- **THE REQUEST**
Wherever the word "JSON" shows up in a line, please copy that line.

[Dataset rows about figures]
= = = =
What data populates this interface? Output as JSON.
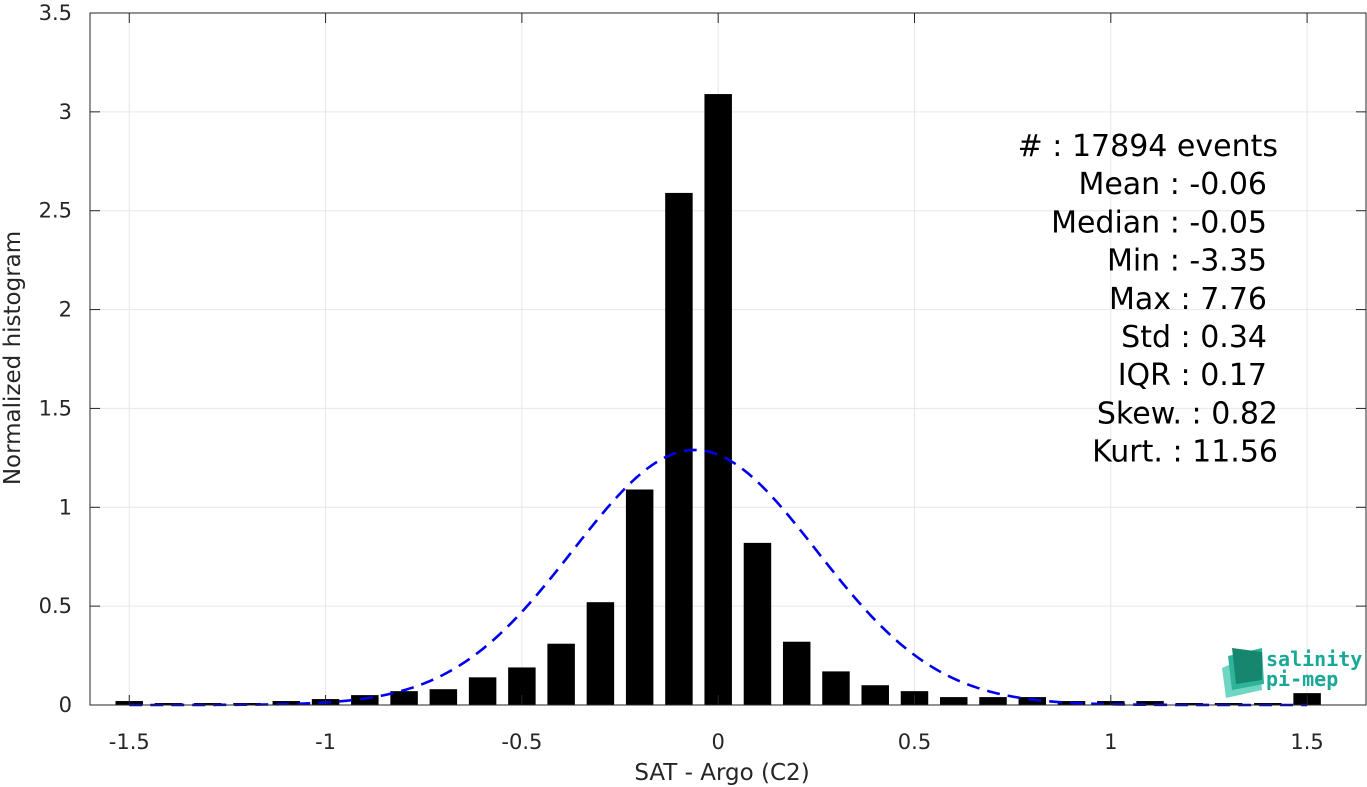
{
  "chart_data": {
    "type": "bar",
    "xlabel": "SAT - Argo (C2)",
    "ylabel": "Normalized histogram",
    "xlim": [
      -1.6,
      1.65
    ],
    "ylim": [
      0,
      3.5
    ],
    "xticks": [
      -1.5,
      -1,
      -0.5,
      0,
      0.5,
      1,
      1.5
    ],
    "xtick_labels": [
      "-1.5",
      "-1",
      "-0.5",
      "0",
      "0.5",
      "1",
      "1.5"
    ],
    "yticks": [
      0,
      0.5,
      1,
      1.5,
      2,
      2.5,
      3,
      3.5
    ],
    "ytick_labels": [
      "0",
      "0.5",
      "1",
      "1.5",
      "2",
      "2.5",
      "3",
      "3.5"
    ],
    "grid": true,
    "bar_width": 0.07,
    "bars": {
      "x": [
        -1.5,
        -1.4,
        -1.3,
        -1.2,
        -1.1,
        -1.0,
        -0.9,
        -0.8,
        -0.7,
        -0.6,
        -0.5,
        -0.4,
        -0.3,
        -0.2,
        -0.1,
        0.0,
        0.1,
        0.2,
        0.3,
        0.4,
        0.5,
        0.6,
        0.7,
        0.8,
        0.9,
        1.0,
        1.1,
        1.2,
        1.3,
        1.4,
        1.5
      ],
      "values": [
        0.02,
        0.01,
        0.01,
        0.01,
        0.02,
        0.03,
        0.05,
        0.07,
        0.08,
        0.14,
        0.19,
        0.31,
        0.52,
        1.09,
        2.59,
        3.09,
        0.82,
        0.32,
        0.17,
        0.1,
        0.07,
        0.04,
        0.04,
        0.04,
        0.02,
        0.02,
        0.02,
        0.01,
        0.01,
        0.01,
        0.06
      ],
      "color": "#000000"
    },
    "fit_curve": {
      "style": "dashed",
      "color": "#0000ee",
      "mean": -0.06,
      "std": 0.31,
      "peak": 1.29,
      "x_range": [
        -1.5,
        1.5
      ]
    },
    "annotations": [
      "#  : 17894 events",
      "Mean : -0.06",
      "Median : -0.05",
      "Min : -3.35",
      "Max : 7.76",
      "Std : 0.34",
      "IQR : 0.17",
      "Skew. : 0.82",
      "Kurt. : 11.56"
    ]
  },
  "logo": {
    "line1": "salinity",
    "line2": "pi-mep",
    "color": "#1aa898"
  }
}
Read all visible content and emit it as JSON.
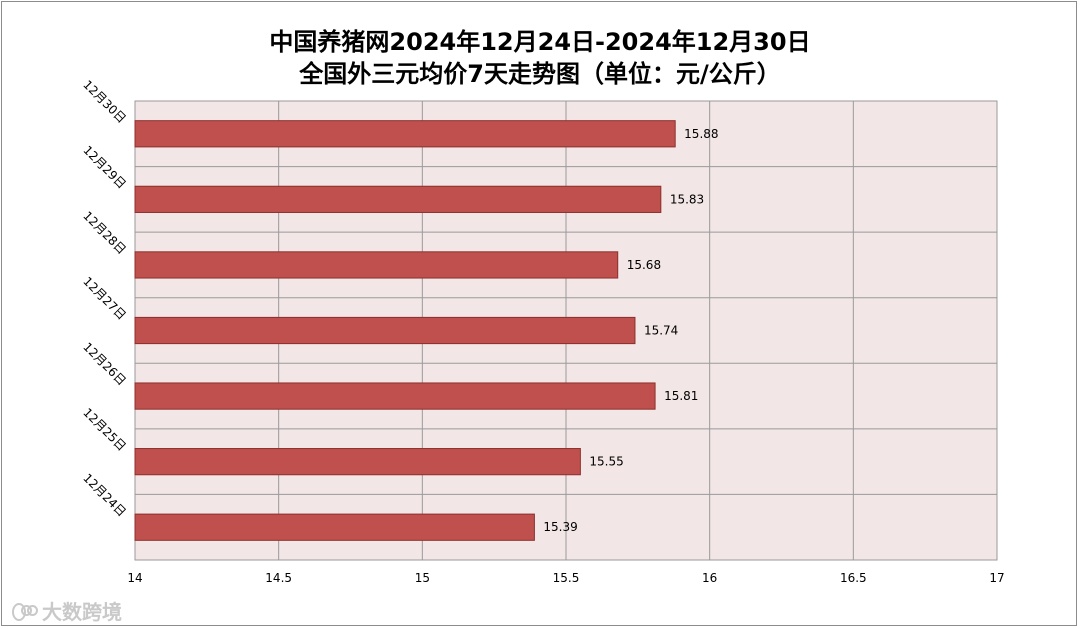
{
  "title_line1": "中国养猪网2024年12月24日-2024年12月30日",
  "title_line2": "全国外三元均价7天走势图（单位：元/公斤）",
  "watermark_text": "大数跨境",
  "colors": {
    "bar": "#c0504d",
    "bar_edge": "#8c2f2c",
    "plot_bg": "#f2e6e6",
    "grid": "#9a9a9a"
  },
  "chart_data": {
    "type": "bar",
    "orientation": "horizontal",
    "categories": [
      "12月30日",
      "12月29日",
      "12月28日",
      "12月27日",
      "12月26日",
      "12月25日",
      "12月24日"
    ],
    "values": [
      15.88,
      15.83,
      15.68,
      15.74,
      15.81,
      15.55,
      15.39
    ],
    "data_labels": [
      "15.88",
      "15.83",
      "15.68",
      "15.74",
      "15.81",
      "15.55",
      "15.39"
    ],
    "xlim": [
      14,
      17
    ],
    "x_ticks": [
      14,
      14.5,
      15,
      15.5,
      16,
      16.5,
      17
    ],
    "x_tick_labels": [
      "14",
      "14.5",
      "15",
      "15.5",
      "16",
      "16.5",
      "17"
    ],
    "grid": true,
    "legend": "none"
  }
}
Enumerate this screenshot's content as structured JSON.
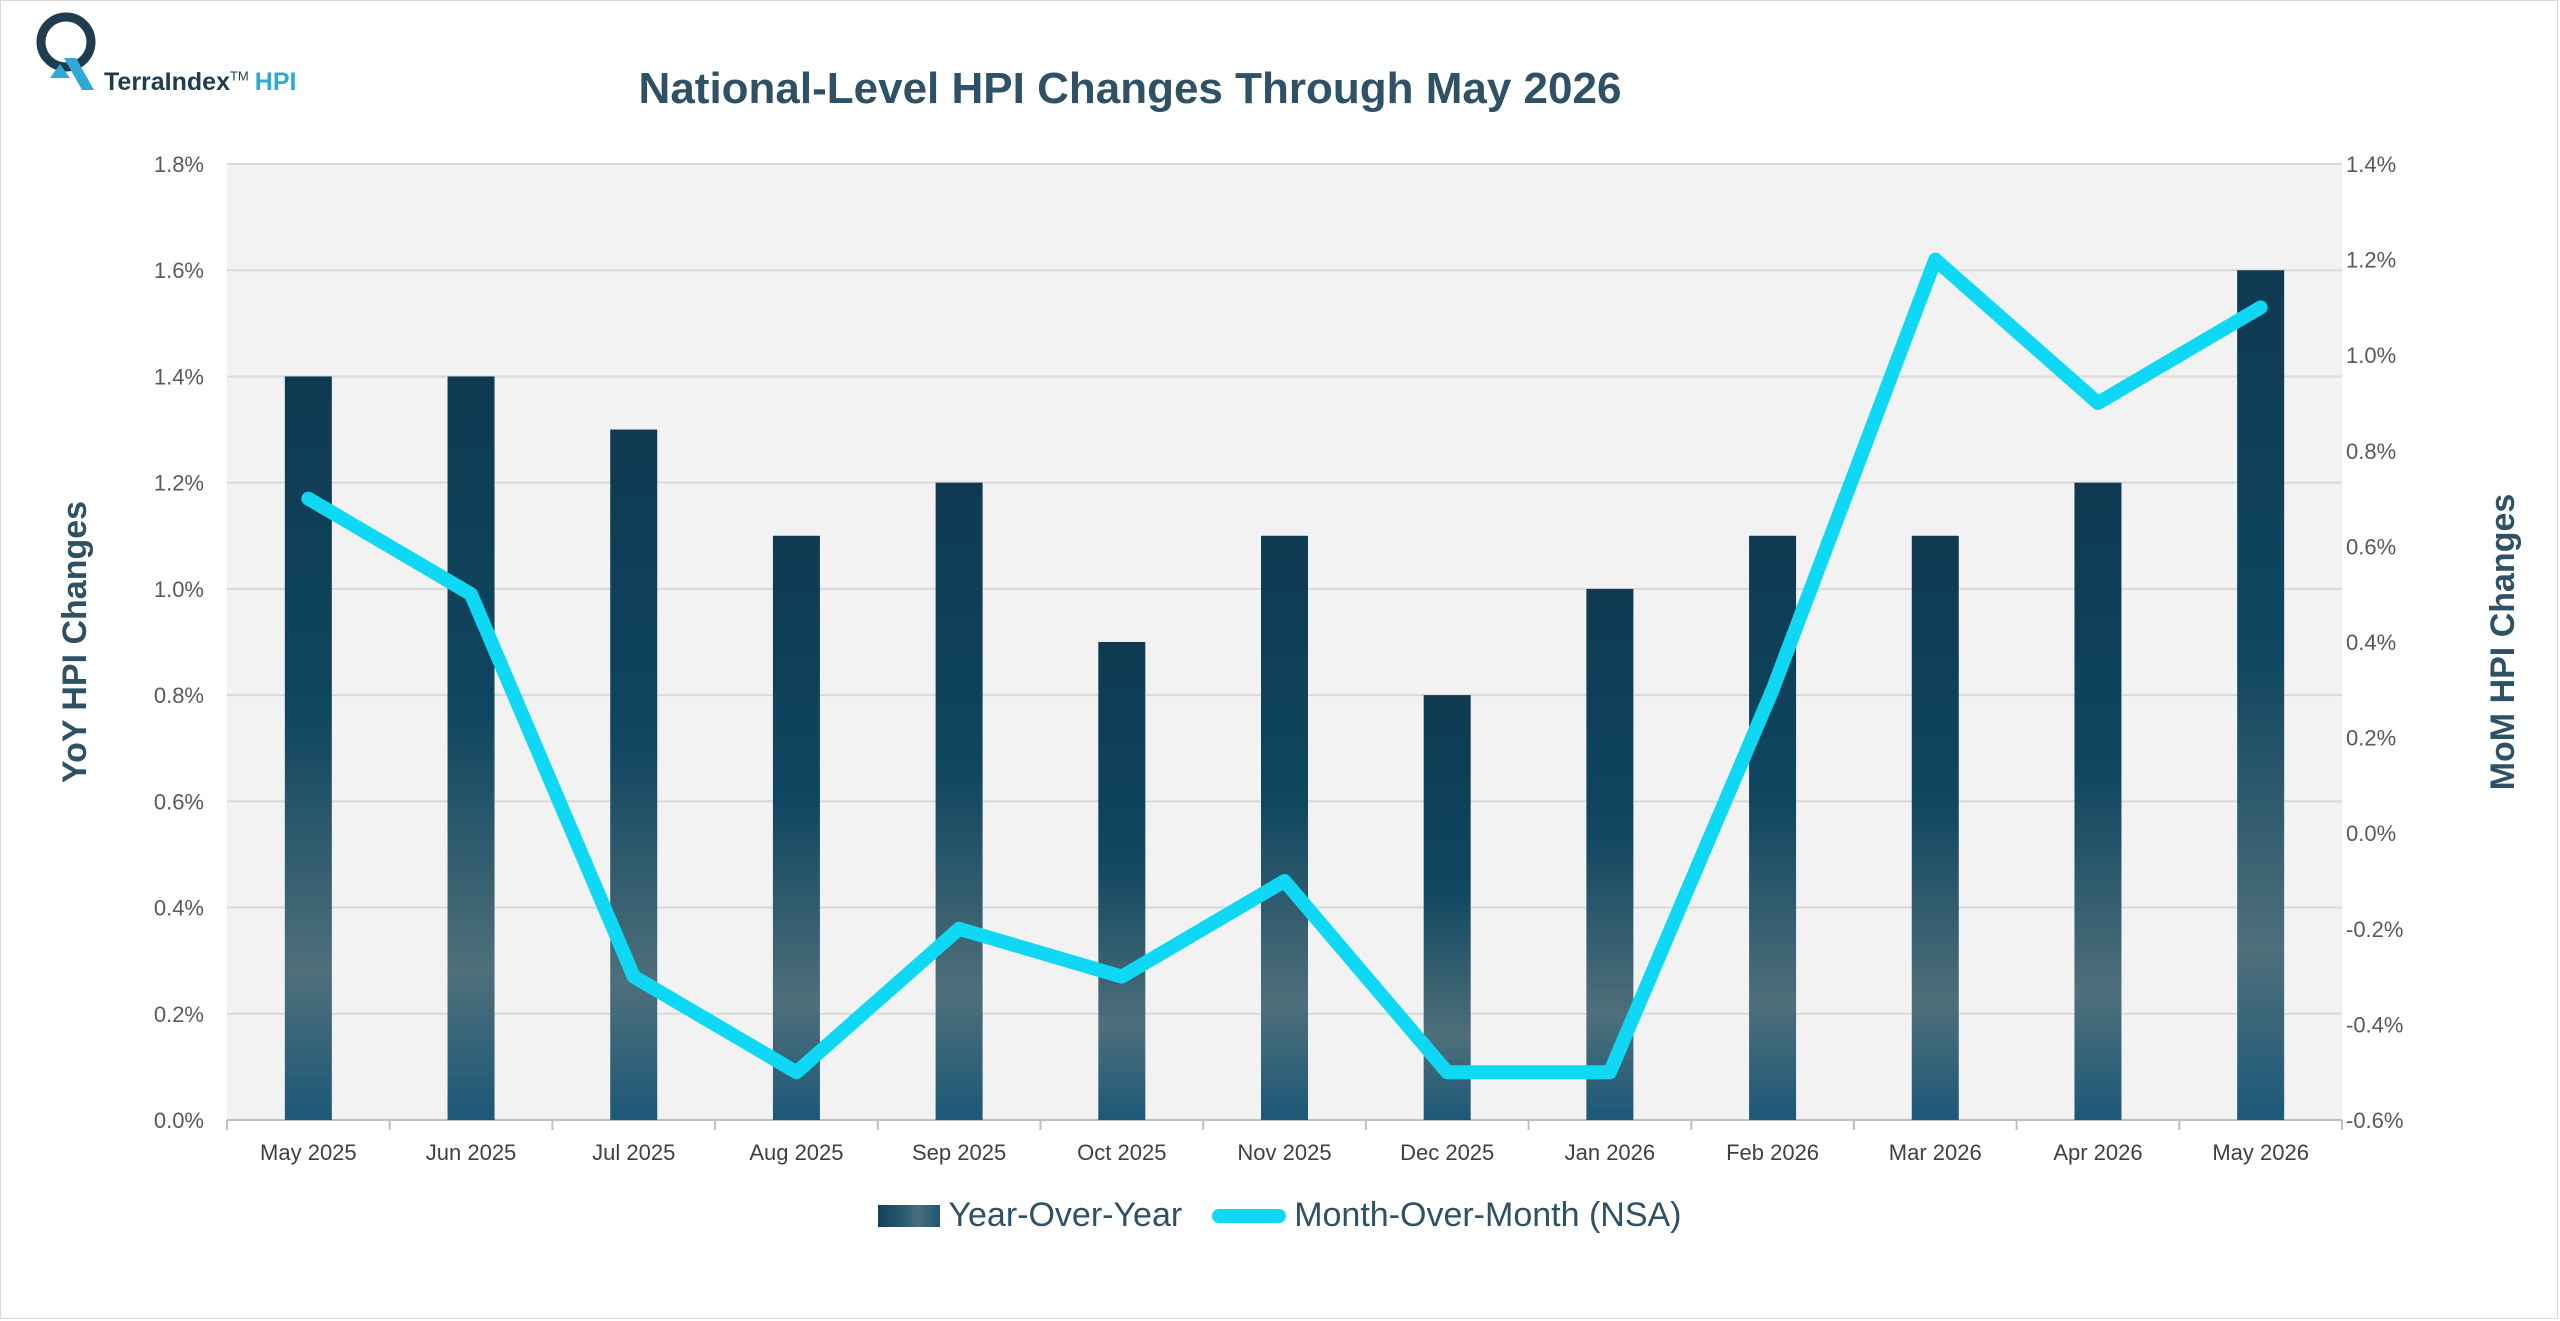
{
  "logo": {
    "word": "TerraIndex",
    "tm": "TM",
    "hpi": "HPI"
  },
  "chart_data": {
    "type": "bar",
    "title": "National-Level HPI Changes Through May 2026",
    "categories": [
      "May 2025",
      "Jun 2025",
      "Jul 2025",
      "Aug 2025",
      "Sep 2025",
      "Oct 2025",
      "Nov 2025",
      "Dec 2025",
      "Jan 2026",
      "Feb 2026",
      "Mar 2026",
      "Apr 2026",
      "May 2026"
    ],
    "series": [
      {
        "name": "Year-Over-Year",
        "type": "bar",
        "axis": "left",
        "values": [
          1.4,
          1.4,
          1.3,
          1.1,
          1.2,
          0.9,
          1.1,
          0.8,
          1.0,
          1.1,
          1.1,
          1.2,
          1.6
        ]
      },
      {
        "name": "Month-Over-Month (NSA)",
        "type": "line",
        "axis": "right",
        "values": [
          0.7,
          0.5,
          -0.3,
          -0.5,
          -0.2,
          -0.3,
          -0.1,
          -0.5,
          -0.5,
          0.3,
          1.2,
          0.9,
          1.1
        ]
      }
    ],
    "ylabel": "YoY HPI Changes",
    "y2label": "MoM HPI Changes",
    "ylim": [
      0,
      1.8
    ],
    "y2lim": [
      -0.6,
      1.4
    ],
    "yticks": [
      "0.0%",
      "0.2%",
      "0.4%",
      "0.6%",
      "0.8%",
      "1.0%",
      "1.2%",
      "1.4%",
      "1.6%",
      "1.8%"
    ],
    "y2ticks": [
      "-0.6%",
      "-0.4%",
      "-0.2%",
      "0.0%",
      "0.2%",
      "0.4%",
      "0.6%",
      "0.8%",
      "1.0%",
      "1.2%",
      "1.4%"
    ],
    "grid": true,
    "legend_position": "bottom",
    "colors": {
      "bar_top": "#0f3a52",
      "bar_mid": "#4e6f7a",
      "bar_bottom": "#1c5878",
      "line": "#0fd8f4",
      "plot_bg": "#f2f2f2",
      "grid": "#d9d9d9",
      "text": "#2e5166"
    }
  }
}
= = = =
- **OUTPUT OF THE TASK**
What data populates this interface? Output as JSON.
Read all visible content and emit it as JSON.
Enumerate this screenshot's content as structured JSON.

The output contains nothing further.